In the entries that follow, find the word "dưỡng" and report each line it is on.

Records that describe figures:
######
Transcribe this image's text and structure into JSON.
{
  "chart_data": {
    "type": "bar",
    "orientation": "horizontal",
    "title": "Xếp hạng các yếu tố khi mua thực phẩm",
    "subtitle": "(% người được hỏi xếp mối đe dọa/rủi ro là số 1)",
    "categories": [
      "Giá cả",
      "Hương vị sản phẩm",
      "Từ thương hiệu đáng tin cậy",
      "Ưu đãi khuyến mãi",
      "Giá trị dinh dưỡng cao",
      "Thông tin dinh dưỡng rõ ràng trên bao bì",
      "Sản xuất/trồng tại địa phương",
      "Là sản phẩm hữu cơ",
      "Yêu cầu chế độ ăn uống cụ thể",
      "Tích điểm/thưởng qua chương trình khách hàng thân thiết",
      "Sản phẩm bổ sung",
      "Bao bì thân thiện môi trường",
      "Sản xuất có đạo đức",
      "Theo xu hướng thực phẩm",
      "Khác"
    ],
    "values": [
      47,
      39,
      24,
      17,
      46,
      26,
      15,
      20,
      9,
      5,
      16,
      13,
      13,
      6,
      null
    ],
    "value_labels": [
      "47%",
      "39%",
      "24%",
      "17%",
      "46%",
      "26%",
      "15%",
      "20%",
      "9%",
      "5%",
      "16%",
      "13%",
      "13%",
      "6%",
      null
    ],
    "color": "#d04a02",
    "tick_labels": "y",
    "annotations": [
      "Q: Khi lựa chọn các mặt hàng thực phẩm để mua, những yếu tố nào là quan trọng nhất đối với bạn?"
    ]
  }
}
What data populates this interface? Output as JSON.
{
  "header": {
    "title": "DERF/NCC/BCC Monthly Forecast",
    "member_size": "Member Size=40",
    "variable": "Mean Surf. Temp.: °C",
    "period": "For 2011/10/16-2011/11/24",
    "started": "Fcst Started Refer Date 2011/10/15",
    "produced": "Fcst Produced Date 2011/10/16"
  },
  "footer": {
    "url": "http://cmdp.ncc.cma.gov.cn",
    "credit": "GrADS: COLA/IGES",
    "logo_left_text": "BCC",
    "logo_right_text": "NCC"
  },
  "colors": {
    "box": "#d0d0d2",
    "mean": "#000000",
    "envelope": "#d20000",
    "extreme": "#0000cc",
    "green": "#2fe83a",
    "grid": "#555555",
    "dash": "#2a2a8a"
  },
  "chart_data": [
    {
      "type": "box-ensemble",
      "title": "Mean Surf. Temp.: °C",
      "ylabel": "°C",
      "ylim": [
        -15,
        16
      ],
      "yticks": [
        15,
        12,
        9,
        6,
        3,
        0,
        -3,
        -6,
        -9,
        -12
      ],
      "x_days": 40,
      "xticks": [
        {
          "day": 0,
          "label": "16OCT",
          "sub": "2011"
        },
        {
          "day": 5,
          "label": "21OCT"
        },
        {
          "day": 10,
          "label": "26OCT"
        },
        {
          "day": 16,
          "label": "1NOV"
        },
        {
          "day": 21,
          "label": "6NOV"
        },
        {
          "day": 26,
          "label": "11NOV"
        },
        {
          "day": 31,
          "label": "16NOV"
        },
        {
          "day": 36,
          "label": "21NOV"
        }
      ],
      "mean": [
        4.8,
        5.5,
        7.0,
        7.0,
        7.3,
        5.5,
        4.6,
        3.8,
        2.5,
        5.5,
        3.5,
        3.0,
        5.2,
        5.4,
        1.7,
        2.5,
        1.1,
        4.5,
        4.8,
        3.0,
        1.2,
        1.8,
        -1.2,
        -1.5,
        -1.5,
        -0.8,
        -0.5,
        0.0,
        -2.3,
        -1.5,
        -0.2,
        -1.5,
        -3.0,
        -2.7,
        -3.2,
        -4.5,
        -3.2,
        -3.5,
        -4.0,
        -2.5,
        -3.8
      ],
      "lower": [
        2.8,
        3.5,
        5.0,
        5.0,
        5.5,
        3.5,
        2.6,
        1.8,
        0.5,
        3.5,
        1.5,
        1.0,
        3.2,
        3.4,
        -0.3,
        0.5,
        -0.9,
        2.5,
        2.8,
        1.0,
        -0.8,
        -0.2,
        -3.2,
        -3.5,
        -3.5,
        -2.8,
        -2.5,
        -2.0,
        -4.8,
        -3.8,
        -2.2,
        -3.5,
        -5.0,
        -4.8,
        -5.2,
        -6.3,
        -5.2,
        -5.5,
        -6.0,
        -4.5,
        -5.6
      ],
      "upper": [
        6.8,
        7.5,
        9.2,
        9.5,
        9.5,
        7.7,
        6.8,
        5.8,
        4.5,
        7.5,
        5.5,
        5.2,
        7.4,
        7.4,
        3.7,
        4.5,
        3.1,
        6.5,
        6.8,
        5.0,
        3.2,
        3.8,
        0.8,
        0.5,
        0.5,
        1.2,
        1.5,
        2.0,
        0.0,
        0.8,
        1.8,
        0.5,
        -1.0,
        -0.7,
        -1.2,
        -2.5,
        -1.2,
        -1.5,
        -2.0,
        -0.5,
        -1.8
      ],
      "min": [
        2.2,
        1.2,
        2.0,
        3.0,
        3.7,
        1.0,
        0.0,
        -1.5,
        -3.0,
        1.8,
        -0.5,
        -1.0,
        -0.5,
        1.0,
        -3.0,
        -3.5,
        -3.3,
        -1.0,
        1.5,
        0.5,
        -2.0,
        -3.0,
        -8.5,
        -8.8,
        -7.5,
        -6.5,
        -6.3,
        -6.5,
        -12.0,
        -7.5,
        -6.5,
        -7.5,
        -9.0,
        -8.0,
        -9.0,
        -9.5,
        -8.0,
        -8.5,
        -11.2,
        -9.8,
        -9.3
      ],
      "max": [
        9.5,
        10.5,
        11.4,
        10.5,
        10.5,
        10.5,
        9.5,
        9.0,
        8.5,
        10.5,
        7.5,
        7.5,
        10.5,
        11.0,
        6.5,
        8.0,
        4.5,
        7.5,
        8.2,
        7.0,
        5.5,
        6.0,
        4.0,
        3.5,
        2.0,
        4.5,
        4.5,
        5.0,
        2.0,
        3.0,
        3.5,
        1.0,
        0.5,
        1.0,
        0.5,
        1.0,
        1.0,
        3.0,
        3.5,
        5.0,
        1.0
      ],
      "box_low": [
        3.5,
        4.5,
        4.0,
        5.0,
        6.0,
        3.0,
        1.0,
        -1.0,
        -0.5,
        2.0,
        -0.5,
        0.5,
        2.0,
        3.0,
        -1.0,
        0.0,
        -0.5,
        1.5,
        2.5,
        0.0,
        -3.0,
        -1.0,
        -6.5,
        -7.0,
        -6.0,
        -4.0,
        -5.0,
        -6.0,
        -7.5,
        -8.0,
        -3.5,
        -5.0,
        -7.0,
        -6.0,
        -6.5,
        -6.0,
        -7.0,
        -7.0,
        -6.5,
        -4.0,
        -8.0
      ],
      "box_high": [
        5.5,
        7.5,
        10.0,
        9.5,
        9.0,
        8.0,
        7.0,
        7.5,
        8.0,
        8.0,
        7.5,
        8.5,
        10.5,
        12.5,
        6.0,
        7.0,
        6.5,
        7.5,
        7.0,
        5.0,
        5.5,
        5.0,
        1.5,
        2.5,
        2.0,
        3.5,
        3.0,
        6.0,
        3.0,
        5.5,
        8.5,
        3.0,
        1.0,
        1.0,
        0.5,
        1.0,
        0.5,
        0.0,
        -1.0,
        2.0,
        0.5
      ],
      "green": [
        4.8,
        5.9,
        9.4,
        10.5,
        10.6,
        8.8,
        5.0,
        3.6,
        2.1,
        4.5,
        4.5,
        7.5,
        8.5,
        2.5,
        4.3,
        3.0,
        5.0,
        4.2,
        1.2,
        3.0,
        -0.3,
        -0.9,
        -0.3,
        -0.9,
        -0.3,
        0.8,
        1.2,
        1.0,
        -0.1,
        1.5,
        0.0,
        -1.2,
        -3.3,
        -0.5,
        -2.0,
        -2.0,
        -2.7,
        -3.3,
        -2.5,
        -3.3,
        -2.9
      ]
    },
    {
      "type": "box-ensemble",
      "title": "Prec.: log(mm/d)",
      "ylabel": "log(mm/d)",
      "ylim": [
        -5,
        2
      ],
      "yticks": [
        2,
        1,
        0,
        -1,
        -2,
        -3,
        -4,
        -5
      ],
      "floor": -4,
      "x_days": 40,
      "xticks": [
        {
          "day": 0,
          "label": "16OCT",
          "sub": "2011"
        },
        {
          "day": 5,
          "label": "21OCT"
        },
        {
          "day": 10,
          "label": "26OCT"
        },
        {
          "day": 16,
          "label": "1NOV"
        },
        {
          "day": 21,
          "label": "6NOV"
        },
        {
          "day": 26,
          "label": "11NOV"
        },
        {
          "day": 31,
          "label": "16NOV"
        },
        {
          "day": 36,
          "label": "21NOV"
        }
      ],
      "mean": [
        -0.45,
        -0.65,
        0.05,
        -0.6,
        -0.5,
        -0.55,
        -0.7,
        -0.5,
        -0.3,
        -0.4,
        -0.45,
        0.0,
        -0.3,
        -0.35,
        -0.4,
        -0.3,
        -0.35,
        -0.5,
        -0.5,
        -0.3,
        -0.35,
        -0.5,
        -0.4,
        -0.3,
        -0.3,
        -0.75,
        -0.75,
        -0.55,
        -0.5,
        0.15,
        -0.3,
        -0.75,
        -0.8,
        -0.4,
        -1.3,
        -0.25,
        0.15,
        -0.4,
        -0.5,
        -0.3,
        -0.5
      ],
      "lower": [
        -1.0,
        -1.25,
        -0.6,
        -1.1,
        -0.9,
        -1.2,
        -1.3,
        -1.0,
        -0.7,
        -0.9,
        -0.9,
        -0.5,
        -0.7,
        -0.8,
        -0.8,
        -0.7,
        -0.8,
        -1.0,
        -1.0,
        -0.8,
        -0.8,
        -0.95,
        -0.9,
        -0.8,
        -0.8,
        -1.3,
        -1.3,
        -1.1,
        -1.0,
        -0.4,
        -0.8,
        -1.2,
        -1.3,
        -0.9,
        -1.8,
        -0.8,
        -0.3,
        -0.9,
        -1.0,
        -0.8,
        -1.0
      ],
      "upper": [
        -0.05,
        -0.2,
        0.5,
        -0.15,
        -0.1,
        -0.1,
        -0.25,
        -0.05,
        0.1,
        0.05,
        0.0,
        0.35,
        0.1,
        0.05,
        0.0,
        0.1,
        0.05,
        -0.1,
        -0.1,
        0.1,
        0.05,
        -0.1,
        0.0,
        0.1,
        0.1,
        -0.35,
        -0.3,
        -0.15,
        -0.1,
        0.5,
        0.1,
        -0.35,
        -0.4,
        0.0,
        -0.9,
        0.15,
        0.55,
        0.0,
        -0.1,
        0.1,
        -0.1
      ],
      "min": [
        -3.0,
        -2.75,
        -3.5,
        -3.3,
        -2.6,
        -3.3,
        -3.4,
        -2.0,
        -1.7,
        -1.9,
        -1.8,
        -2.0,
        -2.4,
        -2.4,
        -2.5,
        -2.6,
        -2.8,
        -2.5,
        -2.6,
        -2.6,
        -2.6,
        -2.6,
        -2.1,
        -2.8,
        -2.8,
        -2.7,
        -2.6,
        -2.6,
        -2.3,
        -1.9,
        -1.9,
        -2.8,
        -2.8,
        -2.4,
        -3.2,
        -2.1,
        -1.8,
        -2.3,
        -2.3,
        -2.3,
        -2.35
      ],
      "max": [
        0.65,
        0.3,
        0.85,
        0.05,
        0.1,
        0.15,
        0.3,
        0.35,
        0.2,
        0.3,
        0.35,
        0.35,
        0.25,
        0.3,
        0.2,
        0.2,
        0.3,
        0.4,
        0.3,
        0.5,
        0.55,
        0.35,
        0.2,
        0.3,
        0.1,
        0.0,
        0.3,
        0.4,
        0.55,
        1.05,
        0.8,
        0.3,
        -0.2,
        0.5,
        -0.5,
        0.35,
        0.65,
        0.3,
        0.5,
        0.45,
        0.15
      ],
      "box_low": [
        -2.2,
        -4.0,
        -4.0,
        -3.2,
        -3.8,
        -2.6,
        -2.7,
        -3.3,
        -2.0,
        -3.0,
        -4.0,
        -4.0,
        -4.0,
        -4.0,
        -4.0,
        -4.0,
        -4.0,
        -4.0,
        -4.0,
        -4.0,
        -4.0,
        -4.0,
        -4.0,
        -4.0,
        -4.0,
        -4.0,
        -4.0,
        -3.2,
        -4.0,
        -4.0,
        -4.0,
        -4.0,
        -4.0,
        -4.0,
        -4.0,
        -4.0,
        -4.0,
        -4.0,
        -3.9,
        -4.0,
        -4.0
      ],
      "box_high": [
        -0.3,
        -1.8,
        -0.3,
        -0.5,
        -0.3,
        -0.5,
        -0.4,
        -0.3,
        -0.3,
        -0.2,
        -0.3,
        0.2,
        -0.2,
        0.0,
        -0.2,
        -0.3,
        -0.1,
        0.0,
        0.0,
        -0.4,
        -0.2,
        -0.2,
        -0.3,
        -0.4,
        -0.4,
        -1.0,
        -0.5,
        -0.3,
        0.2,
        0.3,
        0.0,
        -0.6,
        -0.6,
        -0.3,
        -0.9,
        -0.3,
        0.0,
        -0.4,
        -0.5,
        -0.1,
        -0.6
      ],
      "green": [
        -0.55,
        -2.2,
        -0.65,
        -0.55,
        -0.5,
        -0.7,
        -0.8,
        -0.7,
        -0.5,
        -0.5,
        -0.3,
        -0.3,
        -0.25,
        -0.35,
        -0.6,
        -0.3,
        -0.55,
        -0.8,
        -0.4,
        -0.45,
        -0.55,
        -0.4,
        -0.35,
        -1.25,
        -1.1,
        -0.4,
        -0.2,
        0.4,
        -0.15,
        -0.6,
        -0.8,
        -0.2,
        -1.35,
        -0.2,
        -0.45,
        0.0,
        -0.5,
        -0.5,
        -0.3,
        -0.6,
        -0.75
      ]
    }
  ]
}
######
▶ **Exercise solution**
      "Giá trị dinh dưỡng cao",
      "Thông tin dinh dưỡng rõ ràng trên bao bì",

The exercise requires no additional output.